--- A run of records ---
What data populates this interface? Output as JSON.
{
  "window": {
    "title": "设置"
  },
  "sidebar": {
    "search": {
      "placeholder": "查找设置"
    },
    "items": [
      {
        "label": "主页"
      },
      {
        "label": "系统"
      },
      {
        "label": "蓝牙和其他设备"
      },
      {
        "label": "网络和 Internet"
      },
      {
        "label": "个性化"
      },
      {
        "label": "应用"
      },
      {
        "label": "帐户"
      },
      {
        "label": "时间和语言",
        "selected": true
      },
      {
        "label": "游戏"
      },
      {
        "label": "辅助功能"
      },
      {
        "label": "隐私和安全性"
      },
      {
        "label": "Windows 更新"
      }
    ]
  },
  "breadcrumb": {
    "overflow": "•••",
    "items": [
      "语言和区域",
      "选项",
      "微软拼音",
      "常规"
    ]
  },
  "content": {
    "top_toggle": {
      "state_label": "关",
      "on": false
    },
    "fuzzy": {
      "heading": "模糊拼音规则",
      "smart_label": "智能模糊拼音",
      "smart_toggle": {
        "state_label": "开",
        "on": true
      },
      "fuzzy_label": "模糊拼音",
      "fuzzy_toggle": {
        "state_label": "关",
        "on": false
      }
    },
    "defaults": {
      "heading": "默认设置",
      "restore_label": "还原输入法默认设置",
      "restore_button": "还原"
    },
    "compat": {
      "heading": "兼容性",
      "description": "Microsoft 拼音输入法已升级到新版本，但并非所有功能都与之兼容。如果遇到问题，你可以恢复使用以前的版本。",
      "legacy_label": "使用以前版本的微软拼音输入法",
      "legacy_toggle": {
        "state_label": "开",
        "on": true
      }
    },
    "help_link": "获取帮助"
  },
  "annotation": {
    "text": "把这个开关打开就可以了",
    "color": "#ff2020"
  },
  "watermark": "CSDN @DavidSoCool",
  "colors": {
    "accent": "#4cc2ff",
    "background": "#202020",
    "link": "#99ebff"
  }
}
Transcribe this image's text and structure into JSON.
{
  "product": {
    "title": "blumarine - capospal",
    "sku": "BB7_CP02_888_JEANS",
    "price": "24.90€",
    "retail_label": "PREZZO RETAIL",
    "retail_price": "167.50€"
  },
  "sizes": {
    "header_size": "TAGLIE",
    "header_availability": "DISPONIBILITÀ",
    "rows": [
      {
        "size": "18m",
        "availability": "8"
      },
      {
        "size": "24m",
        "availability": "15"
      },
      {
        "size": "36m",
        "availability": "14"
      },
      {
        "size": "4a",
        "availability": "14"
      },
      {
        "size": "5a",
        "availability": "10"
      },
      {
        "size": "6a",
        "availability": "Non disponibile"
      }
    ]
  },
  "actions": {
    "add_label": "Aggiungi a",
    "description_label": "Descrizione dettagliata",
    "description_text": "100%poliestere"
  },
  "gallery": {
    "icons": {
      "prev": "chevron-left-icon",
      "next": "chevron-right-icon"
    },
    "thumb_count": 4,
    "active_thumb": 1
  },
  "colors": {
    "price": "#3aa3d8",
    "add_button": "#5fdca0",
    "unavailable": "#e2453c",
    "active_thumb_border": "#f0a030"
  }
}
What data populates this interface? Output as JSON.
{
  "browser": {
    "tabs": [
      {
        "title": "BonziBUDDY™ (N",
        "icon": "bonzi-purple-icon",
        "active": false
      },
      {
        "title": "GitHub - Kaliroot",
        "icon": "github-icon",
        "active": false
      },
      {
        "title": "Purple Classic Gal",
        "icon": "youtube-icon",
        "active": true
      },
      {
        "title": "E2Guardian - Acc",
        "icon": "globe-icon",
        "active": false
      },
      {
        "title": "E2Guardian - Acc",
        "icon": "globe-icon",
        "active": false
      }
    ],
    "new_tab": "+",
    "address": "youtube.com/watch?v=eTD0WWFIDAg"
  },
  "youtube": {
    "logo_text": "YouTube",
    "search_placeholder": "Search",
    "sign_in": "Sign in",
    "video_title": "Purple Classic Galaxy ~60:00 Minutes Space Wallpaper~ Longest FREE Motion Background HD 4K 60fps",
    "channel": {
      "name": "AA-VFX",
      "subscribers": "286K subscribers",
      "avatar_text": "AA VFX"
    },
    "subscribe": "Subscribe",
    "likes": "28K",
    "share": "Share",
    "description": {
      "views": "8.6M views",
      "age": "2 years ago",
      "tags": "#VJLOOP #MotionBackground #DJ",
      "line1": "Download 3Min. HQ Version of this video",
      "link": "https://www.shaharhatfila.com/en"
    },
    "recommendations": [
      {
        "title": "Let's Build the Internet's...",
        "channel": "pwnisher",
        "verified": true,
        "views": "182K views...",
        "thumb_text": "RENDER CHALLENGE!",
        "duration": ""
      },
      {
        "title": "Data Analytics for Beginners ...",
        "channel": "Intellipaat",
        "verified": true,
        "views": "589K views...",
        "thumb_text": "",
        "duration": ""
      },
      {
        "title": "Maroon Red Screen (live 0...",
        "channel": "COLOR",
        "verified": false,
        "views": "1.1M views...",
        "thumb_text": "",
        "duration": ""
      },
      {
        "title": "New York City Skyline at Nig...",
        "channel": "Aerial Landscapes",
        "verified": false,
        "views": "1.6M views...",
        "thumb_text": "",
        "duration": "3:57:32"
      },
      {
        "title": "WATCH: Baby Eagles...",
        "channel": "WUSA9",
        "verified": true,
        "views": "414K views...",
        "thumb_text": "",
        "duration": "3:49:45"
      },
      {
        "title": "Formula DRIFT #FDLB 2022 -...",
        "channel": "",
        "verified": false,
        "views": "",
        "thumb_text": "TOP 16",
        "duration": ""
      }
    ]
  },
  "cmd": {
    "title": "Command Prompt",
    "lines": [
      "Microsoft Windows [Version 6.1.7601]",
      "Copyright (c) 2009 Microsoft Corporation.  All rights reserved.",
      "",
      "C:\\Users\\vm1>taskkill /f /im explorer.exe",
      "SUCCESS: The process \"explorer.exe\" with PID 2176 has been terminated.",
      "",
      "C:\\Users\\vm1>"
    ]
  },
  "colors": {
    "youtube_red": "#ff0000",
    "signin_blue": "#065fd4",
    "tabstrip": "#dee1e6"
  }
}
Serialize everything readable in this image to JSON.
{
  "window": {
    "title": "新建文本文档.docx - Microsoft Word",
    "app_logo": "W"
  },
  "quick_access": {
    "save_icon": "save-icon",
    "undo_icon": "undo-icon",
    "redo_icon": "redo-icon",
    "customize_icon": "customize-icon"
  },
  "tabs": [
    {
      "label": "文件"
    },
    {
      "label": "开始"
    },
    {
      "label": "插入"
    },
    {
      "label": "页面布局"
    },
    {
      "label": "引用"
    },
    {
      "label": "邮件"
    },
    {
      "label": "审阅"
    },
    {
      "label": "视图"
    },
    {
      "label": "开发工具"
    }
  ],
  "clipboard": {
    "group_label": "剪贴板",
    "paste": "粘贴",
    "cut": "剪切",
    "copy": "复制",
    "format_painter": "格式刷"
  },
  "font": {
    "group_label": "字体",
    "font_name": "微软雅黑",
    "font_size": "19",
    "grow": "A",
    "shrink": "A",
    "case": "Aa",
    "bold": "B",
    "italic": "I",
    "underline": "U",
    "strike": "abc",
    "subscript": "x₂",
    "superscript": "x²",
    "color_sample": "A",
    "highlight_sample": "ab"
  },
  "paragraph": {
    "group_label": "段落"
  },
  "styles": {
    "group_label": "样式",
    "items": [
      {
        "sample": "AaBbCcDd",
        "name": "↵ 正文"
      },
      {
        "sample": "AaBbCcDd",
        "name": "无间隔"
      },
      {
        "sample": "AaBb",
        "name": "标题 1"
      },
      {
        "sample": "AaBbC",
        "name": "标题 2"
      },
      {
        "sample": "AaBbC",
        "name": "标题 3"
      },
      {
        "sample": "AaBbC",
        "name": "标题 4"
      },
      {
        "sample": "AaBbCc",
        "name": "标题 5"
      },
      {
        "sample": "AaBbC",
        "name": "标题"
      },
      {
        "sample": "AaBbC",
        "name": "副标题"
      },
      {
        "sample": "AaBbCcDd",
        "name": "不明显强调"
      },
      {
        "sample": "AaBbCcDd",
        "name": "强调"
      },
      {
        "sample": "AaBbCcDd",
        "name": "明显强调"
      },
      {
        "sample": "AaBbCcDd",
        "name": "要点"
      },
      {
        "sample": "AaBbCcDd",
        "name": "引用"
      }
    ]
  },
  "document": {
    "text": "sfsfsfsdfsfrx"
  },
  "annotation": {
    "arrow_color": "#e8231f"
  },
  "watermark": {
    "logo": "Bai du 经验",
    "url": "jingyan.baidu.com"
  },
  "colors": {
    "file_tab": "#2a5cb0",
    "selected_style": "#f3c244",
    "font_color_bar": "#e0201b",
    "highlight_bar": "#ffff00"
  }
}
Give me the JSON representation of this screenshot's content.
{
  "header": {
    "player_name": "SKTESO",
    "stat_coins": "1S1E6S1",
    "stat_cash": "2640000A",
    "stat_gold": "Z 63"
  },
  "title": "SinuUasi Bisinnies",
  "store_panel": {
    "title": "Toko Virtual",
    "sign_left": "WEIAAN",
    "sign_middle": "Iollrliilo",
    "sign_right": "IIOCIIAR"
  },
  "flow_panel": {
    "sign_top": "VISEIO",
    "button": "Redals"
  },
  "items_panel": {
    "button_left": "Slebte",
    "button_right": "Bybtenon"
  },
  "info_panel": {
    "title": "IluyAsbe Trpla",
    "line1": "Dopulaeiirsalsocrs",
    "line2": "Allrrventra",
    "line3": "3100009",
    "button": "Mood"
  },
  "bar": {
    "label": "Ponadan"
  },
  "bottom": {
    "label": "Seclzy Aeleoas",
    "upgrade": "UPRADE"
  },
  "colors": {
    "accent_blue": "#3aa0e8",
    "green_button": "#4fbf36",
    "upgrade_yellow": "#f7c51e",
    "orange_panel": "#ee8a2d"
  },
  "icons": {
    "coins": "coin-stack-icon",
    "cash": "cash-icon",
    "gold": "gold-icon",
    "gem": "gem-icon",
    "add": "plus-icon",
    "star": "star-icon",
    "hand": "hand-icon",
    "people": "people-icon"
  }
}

--- TASK PROMPT ---
Copy every single line of the material above that holds "explorer".

--- ANSWER FOR THIS EXERCISE ---
      "C:\\Users\\vm1>taskkill /f /im explorer.exe",
      "SUCCESS: The process \"explorer.exe\" with PID 2176 has been terminated.",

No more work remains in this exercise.